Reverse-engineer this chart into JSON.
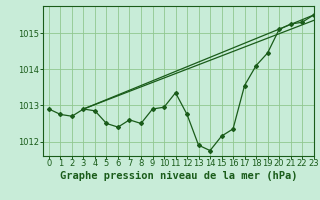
{
  "background_color": "#c8ecd8",
  "grid_color": "#90c890",
  "line_color": "#1a5c1a",
  "title": "Graphe pression niveau de la mer (hPa)",
  "xlim": [
    -0.5,
    23
  ],
  "ylim": [
    1011.6,
    1015.75
  ],
  "yticks": [
    1012,
    1013,
    1014,
    1015
  ],
  "xticks": [
    0,
    1,
    2,
    3,
    4,
    5,
    6,
    7,
    8,
    9,
    10,
    11,
    12,
    13,
    14,
    15,
    16,
    17,
    18,
    19,
    20,
    21,
    22,
    23
  ],
  "line1_x": [
    0,
    1,
    2,
    3,
    4,
    5,
    6,
    7,
    8,
    9,
    10,
    11,
    12,
    13,
    14,
    15,
    16,
    17,
    18,
    19,
    20,
    21,
    22,
    23
  ],
  "line1_y": [
    1012.9,
    1012.75,
    1012.7,
    1012.9,
    1012.85,
    1012.5,
    1012.4,
    1012.6,
    1012.5,
    1012.9,
    1012.95,
    1013.35,
    1012.75,
    1011.9,
    1011.75,
    1012.15,
    1012.35,
    1013.55,
    1014.1,
    1014.45,
    1015.1,
    1015.25,
    1015.3,
    1015.5
  ],
  "line2_x": [
    3,
    23
  ],
  "line2_y": [
    1012.9,
    1015.5
  ],
  "line3_x": [
    3,
    23
  ],
  "line3_y": [
    1012.9,
    1015.35
  ],
  "tick_fontsize": 6,
  "title_fontsize": 7.5
}
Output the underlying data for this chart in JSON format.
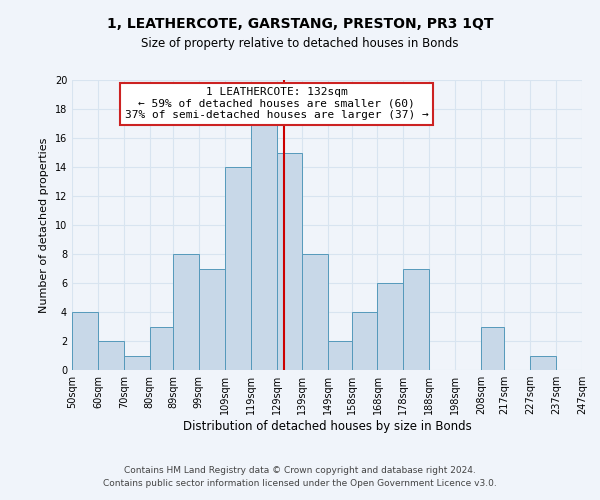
{
  "title": "1, LEATHERCOTE, GARSTANG, PRESTON, PR3 1QT",
  "subtitle": "Size of property relative to detached houses in Bonds",
  "xlabel": "Distribution of detached houses by size in Bonds",
  "ylabel": "Number of detached properties",
  "footer_line1": "Contains HM Land Registry data © Crown copyright and database right 2024.",
  "footer_line2": "Contains public sector information licensed under the Open Government Licence v3.0.",
  "annotation_title": "1 LEATHERCOTE: 132sqm",
  "annotation_line2": "← 59% of detached houses are smaller (60)",
  "annotation_line3": "37% of semi-detached houses are larger (37) →",
  "bar_color": "#c8d8e8",
  "bar_edge_color": "#5599bb",
  "reference_line_color": "#cc0000",
  "reference_line_x": 132,
  "bins": [
    50,
    60,
    70,
    80,
    89,
    99,
    109,
    119,
    129,
    139,
    149,
    158,
    168,
    178,
    188,
    198,
    208,
    217,
    227,
    237,
    247
  ],
  "counts": [
    4,
    2,
    1,
    3,
    8,
    7,
    14,
    17,
    15,
    8,
    2,
    4,
    6,
    7,
    0,
    0,
    3,
    0,
    1,
    0
  ],
  "xlim": [
    50,
    247
  ],
  "ylim": [
    0,
    20
  ],
  "yticks": [
    0,
    2,
    4,
    6,
    8,
    10,
    12,
    14,
    16,
    18,
    20
  ],
  "xtick_labels": [
    "50sqm",
    "60sqm",
    "70sqm",
    "80sqm",
    "89sqm",
    "99sqm",
    "109sqm",
    "119sqm",
    "129sqm",
    "139sqm",
    "149sqm",
    "158sqm",
    "168sqm",
    "178sqm",
    "188sqm",
    "198sqm",
    "208sqm",
    "217sqm",
    "227sqm",
    "237sqm",
    "247sqm"
  ],
  "xtick_positions": [
    50,
    60,
    70,
    80,
    89,
    99,
    109,
    119,
    129,
    139,
    149,
    158,
    168,
    178,
    188,
    198,
    208,
    217,
    227,
    237,
    247
  ],
  "grid_color": "#d8e4f0",
  "background_color": "#f0f4fa",
  "annotation_box_edge": "#cc2222",
  "annotation_box_face": "#ffffff",
  "title_fontsize": 10,
  "subtitle_fontsize": 8.5,
  "ylabel_fontsize": 8,
  "xlabel_fontsize": 8.5,
  "tick_fontsize": 7,
  "annotation_fontsize": 8,
  "footer_fontsize": 6.5
}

[OBJECTIVE] In the listing above, locate each line with "Bonds" and copy it.

[SOLVED EXERCISE]
  "subtitle": "Size of property relative to detached houses in Bonds",
  "xlabel": "Distribution of detached houses by size in Bonds",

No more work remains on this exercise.